What is being asked:
How many lines in the records below contain the word "data"? Give only the number.

»»

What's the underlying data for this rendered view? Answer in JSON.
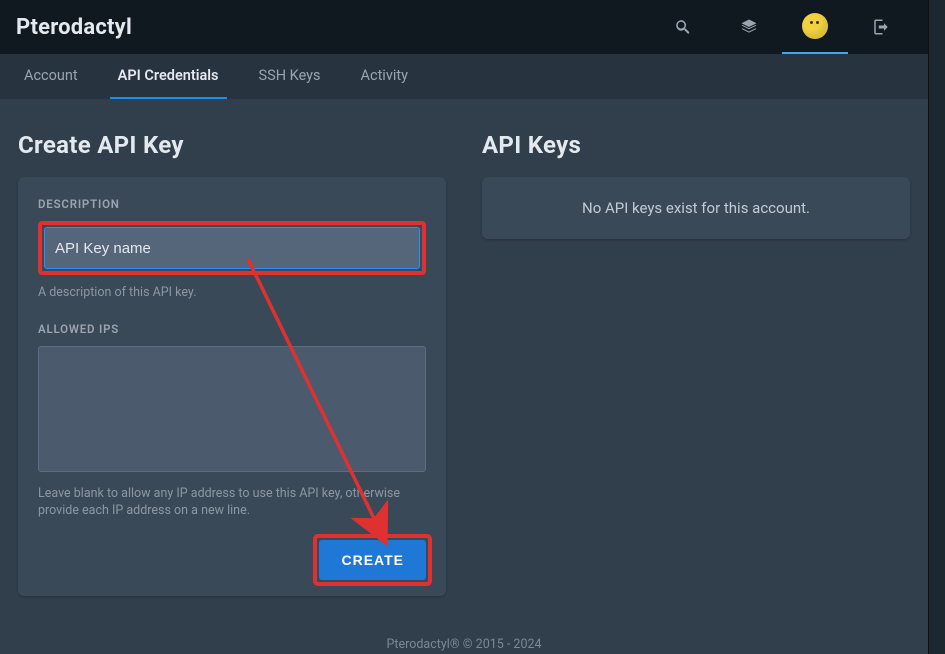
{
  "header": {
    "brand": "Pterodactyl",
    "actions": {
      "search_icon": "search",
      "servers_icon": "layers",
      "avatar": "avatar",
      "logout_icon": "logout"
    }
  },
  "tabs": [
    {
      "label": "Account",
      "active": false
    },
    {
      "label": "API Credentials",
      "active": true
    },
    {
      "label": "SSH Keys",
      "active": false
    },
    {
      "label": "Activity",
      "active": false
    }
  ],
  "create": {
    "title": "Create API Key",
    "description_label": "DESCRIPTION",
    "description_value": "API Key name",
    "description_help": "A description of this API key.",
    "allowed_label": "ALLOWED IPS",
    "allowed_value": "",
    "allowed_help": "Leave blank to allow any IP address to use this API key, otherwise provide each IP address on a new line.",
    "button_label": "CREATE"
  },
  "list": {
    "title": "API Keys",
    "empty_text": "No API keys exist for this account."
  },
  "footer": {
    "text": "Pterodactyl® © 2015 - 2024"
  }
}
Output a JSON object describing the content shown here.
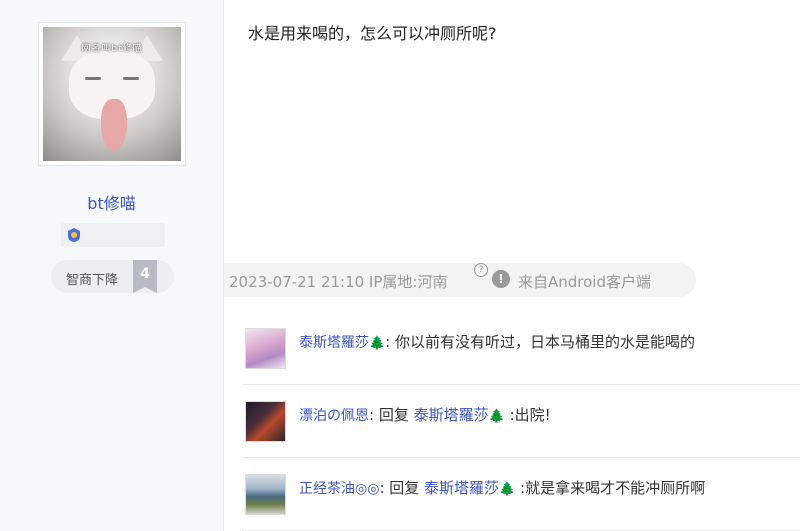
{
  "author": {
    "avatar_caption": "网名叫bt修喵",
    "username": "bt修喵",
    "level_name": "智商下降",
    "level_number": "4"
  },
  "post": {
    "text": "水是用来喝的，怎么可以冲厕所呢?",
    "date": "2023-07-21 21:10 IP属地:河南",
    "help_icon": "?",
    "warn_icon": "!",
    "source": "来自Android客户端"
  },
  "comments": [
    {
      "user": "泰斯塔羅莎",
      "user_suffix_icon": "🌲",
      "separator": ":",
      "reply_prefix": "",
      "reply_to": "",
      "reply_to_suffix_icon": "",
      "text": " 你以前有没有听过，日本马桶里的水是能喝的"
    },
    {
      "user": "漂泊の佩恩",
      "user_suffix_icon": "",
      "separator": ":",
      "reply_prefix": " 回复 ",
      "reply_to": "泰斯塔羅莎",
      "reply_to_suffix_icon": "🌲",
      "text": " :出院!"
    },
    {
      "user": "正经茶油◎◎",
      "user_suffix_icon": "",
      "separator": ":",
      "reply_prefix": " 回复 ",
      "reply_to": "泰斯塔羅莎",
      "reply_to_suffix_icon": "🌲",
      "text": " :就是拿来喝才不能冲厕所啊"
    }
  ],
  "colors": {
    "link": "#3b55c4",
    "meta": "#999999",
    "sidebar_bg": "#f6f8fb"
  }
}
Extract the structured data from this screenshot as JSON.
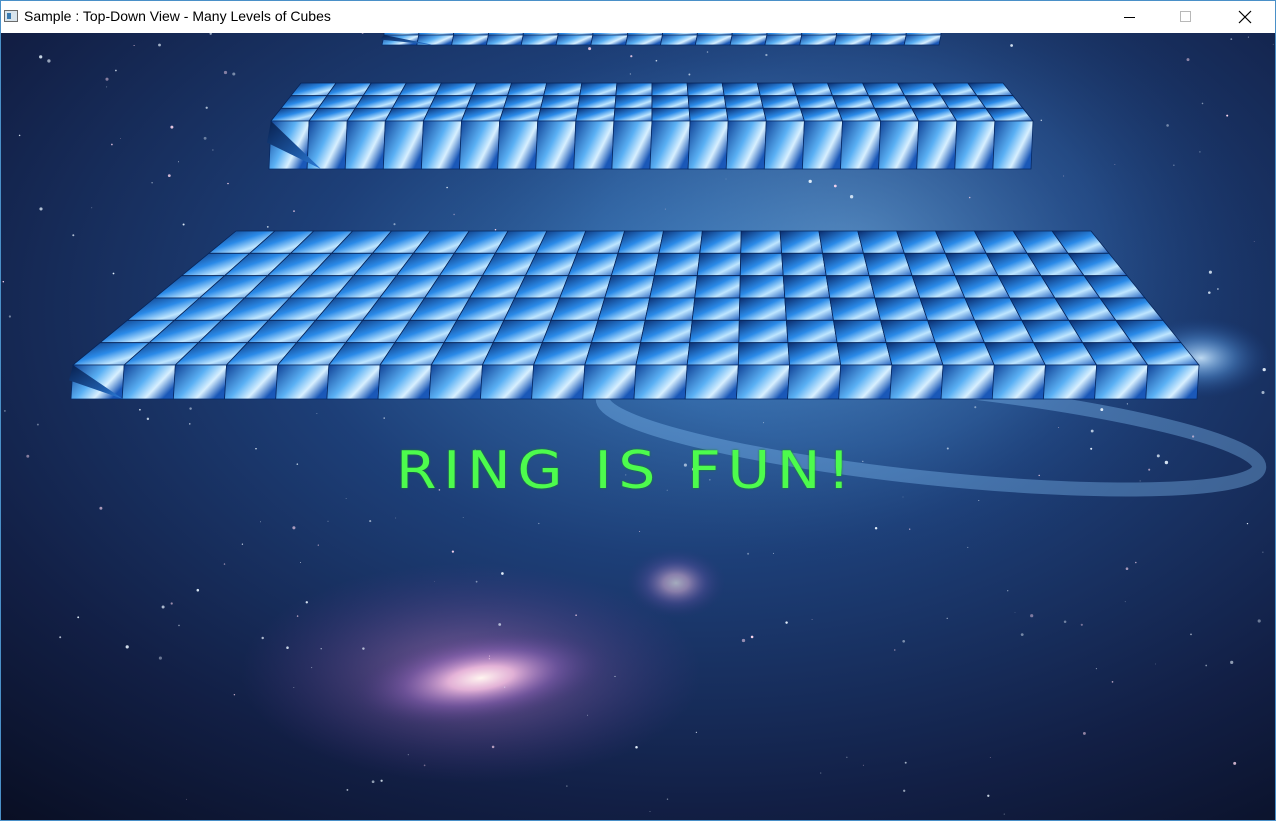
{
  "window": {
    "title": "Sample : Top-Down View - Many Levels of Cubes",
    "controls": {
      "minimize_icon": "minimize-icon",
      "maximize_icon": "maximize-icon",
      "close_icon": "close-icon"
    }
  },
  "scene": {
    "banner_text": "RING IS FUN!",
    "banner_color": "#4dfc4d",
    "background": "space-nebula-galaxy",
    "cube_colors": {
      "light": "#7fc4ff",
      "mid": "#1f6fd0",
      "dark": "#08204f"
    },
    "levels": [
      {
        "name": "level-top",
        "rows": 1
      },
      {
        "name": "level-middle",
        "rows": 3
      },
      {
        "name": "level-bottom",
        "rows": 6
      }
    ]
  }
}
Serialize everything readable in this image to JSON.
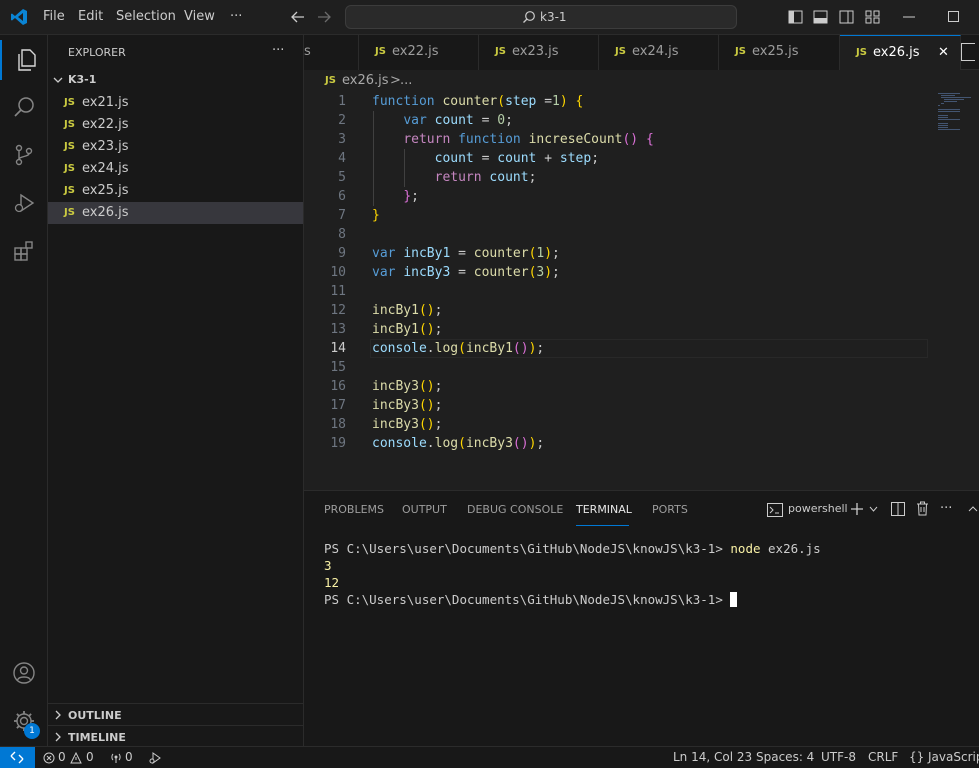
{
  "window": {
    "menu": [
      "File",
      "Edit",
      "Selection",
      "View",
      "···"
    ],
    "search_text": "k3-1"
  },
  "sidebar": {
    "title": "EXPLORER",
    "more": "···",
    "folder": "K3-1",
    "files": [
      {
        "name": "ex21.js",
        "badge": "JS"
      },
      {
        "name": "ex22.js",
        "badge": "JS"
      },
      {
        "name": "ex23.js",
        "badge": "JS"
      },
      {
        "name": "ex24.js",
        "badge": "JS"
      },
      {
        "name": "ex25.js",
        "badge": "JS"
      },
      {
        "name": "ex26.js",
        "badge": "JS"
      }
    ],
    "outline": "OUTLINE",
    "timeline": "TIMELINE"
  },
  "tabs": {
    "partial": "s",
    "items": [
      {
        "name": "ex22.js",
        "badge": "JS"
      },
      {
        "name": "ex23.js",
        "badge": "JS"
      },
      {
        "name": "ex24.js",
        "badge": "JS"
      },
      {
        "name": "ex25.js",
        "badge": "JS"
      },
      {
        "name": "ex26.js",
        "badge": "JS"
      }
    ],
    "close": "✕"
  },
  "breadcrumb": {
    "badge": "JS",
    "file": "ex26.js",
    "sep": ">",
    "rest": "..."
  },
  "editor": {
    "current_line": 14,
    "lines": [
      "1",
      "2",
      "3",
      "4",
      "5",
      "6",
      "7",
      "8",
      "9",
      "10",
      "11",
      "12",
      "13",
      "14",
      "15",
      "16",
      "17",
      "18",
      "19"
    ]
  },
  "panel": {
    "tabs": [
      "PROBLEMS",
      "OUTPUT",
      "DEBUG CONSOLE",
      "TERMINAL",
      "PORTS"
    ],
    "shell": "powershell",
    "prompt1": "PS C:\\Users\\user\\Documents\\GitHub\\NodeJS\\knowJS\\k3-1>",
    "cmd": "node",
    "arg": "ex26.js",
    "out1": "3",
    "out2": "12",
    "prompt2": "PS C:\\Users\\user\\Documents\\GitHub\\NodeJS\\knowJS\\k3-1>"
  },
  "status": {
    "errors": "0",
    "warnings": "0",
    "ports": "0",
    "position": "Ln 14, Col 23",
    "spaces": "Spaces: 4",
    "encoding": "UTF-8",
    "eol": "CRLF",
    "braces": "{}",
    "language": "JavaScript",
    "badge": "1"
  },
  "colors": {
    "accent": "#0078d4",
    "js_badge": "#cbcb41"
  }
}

««

Solution to this exercise:
2